Énoncé du problème: Restituez mot pour mot le passage de l'entretien sur UAF Life Patrimoine qui commence à « L’assureur Spirica poursuit » et se termine à « des deux entités. ».

L’assureur Spirica poursuit sa politique d’innovations sur le marché des CGP. Sa plate-forme UAF Life Patrimoine en est le principal relais. Le point avec Daniel Collignon, directeur général des deux entités.
Investissement Conseils : Commençons par quelques chiffres sur UAF Life Patrimoine…
Daniel Collignon : Les encours sous gestion sont de plus de 6 milliards d’euros. En 2022, notre collecte auprès des CGP a été d’un milliard d’euros, en hausse de 45 % par rapport à 2021. Nous avons digitalisé la quasi-totalité des actes de gestion en BtoBtoC, un gage d’efficacité. Notre back-office est reconnu par les CGP comme l’un des meilleurs du marché. Ajoutons que nous avons des produits de qualité, portés en 2022 et encore en 2023 par les unités de compte (UC) immobilières et dans une moindre mesure par le Private Equity. La croissance du secteur des CGP concourt, bien sûr, à cette bonne santé, mais pas seulement:nous prenons aussi des parts de marché auprès d’eux. Aujourd’hui, ils sont trois cents à nous apporter plus d’un million d’euros de collecte par an. Nous avons également mille deux cents CGP qui ont réalisé au moins un versement en 2022 et mille cinq cents inscrits avec un peu de stock.
Concernant l’équipe d’UAF Life Patrimoine, c’est aujourd’hui un peu moins de cent-cinquante personnes – rappelons que nous avions commencé à une trentaine –, dont une quinzaine de commerciaux et une petite dizaine d’assistantes commerciales, dont l’importance est clé. Les équipes commerciales, aujourd’hui connues et appréciées, contribuent au succès d’UAF Life Patrimoine.

Informations affichées:
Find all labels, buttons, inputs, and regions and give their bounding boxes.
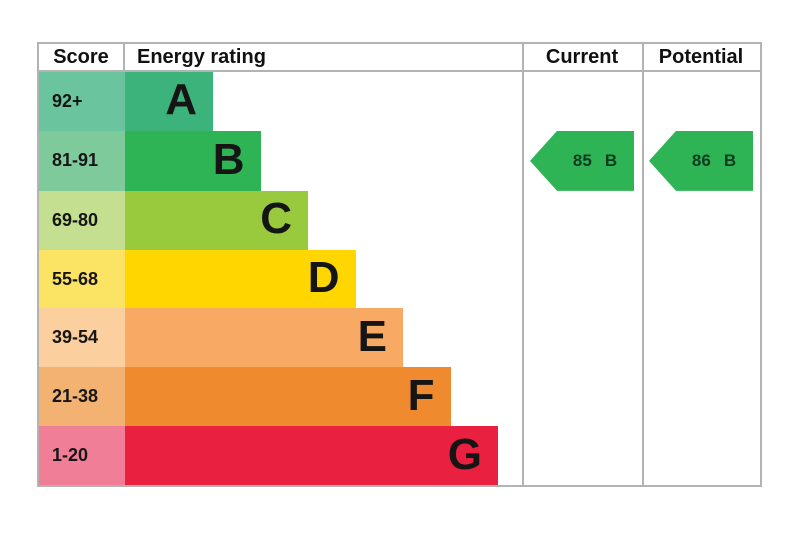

Réponse ci-dessous:
L’assureur Spirica poursuit sa politique d’innovations sur le marché des CGP. Sa plate-forme UAF Life Patrimoine en est le principal relais. Le point avec Daniel Collignon, directeur général des deux entités.